What is required: Each line in the entries below that holds the string "normal" is to be listed.

Structured figure records:
* begin *
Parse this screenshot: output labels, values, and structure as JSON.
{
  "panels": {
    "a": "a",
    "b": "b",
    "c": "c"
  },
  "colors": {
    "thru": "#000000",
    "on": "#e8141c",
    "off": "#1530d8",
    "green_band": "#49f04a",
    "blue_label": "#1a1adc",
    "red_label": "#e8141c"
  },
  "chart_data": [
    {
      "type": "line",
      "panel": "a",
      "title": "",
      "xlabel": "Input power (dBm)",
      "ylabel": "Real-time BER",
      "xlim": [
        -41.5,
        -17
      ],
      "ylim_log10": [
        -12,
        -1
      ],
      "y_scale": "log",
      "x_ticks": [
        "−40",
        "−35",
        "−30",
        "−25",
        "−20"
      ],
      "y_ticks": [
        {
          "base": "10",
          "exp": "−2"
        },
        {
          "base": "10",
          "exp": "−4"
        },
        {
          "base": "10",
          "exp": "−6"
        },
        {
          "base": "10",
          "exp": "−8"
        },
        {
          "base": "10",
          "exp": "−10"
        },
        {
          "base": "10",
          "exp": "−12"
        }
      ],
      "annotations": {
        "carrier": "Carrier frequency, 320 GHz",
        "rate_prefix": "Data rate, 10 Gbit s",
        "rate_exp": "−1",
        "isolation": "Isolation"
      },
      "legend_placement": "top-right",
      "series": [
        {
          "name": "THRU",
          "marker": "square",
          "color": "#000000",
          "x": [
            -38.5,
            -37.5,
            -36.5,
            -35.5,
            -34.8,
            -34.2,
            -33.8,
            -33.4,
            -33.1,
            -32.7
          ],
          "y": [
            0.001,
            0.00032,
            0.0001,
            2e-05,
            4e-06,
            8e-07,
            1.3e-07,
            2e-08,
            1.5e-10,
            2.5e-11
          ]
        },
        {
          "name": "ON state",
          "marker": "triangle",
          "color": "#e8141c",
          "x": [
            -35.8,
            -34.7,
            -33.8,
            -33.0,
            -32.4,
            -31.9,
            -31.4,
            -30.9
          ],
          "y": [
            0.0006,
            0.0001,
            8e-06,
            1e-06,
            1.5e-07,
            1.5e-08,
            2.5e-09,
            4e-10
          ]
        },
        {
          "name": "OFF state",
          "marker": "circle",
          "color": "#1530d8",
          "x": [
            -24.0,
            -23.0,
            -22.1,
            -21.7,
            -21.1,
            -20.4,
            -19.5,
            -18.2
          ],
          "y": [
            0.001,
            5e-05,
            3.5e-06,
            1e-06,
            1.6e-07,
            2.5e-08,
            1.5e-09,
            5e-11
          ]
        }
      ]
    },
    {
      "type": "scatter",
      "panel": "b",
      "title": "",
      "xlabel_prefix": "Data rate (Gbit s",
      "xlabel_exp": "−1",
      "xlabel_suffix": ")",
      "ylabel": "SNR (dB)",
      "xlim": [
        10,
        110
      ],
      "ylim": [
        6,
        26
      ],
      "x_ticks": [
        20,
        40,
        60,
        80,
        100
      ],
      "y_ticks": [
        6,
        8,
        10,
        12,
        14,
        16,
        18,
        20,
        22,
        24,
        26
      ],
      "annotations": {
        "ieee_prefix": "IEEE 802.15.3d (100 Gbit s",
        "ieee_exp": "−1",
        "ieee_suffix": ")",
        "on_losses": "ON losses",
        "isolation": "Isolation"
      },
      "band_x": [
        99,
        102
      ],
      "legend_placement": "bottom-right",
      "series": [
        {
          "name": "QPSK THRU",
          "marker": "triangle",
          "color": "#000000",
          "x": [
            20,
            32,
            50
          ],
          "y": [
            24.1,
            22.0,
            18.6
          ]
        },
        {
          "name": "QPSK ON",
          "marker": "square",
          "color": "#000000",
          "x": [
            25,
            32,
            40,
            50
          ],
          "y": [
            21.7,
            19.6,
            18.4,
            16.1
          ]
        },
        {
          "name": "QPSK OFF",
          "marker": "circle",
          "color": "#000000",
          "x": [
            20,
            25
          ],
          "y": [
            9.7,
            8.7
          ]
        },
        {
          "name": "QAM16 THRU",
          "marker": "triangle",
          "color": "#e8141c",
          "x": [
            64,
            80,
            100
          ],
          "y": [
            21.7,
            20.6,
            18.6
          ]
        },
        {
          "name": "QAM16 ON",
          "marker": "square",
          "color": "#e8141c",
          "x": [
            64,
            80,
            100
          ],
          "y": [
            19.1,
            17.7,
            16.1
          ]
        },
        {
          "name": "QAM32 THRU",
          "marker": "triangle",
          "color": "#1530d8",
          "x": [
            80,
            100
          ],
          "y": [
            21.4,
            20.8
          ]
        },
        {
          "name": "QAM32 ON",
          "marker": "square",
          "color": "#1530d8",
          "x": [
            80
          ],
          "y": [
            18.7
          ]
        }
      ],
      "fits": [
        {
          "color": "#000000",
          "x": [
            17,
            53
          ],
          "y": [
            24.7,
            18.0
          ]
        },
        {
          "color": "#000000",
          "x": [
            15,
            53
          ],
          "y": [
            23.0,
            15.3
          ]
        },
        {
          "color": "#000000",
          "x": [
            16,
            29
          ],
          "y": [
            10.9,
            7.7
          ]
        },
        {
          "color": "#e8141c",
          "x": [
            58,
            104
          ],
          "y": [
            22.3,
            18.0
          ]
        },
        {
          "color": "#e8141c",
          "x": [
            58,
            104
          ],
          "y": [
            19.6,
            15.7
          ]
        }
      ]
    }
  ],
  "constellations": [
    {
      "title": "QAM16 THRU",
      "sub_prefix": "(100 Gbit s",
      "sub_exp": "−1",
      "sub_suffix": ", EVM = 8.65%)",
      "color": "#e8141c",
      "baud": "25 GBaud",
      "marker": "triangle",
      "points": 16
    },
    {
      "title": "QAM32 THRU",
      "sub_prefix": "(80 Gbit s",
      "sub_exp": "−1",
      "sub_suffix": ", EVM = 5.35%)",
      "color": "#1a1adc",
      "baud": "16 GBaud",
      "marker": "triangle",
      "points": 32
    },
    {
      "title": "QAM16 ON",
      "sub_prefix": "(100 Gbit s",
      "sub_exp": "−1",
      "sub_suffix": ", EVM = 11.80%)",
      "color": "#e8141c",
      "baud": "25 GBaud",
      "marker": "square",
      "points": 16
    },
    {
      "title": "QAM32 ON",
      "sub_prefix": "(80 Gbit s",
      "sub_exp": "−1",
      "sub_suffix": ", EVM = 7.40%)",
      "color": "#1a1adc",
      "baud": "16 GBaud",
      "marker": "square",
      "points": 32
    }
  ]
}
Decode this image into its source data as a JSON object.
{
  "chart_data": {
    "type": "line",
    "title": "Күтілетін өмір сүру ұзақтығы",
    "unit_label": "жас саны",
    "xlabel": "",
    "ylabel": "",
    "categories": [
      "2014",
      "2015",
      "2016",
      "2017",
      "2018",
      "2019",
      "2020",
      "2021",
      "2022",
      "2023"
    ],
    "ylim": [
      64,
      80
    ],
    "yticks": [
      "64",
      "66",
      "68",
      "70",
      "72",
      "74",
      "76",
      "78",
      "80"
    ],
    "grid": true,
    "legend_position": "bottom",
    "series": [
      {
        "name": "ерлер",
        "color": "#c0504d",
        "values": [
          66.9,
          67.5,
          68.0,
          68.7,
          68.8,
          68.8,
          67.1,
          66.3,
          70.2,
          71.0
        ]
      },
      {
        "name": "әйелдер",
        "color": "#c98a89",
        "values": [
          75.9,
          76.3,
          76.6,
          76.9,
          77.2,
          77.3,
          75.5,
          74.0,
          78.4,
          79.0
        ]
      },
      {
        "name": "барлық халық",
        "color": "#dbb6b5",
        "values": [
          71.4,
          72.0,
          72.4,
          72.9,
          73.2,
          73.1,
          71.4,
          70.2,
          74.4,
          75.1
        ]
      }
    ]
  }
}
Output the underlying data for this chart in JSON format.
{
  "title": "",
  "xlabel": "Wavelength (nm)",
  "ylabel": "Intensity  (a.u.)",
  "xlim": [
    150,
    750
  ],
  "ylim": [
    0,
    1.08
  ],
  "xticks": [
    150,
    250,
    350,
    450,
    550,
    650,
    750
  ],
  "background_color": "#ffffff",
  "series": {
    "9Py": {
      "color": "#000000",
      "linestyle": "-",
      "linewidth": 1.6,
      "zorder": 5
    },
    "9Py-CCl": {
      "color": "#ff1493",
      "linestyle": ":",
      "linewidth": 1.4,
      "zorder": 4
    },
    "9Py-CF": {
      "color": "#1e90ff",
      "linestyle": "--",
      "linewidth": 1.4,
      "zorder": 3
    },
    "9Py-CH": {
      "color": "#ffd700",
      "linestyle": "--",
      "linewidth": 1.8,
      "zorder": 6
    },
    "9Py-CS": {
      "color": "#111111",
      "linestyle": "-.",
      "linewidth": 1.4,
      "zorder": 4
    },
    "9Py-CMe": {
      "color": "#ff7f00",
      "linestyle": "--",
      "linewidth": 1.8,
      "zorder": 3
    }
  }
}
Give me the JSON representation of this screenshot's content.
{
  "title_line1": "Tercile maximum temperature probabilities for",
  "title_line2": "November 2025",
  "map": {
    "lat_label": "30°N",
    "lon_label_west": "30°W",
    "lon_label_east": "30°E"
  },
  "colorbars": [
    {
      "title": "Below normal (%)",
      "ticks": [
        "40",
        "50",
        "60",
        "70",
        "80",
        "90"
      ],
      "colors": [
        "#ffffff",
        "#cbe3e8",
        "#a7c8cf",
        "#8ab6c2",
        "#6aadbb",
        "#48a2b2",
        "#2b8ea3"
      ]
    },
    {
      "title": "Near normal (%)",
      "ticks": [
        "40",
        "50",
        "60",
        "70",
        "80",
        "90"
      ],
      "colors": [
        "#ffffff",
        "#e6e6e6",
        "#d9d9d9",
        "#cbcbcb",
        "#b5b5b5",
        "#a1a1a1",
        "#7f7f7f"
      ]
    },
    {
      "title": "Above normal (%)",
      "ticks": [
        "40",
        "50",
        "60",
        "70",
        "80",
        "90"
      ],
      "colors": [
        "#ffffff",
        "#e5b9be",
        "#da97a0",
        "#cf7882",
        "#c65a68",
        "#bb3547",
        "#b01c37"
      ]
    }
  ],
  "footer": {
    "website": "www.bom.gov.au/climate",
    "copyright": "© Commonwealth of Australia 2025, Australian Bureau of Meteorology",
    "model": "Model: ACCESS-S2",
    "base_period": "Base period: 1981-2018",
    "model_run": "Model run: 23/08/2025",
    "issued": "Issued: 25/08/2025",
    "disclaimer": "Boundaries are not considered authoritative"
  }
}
* end *
Exercise output:
      "title": "Below normal (%)",
      "title": "Near normal (%)",
      "title": "Above normal (%)",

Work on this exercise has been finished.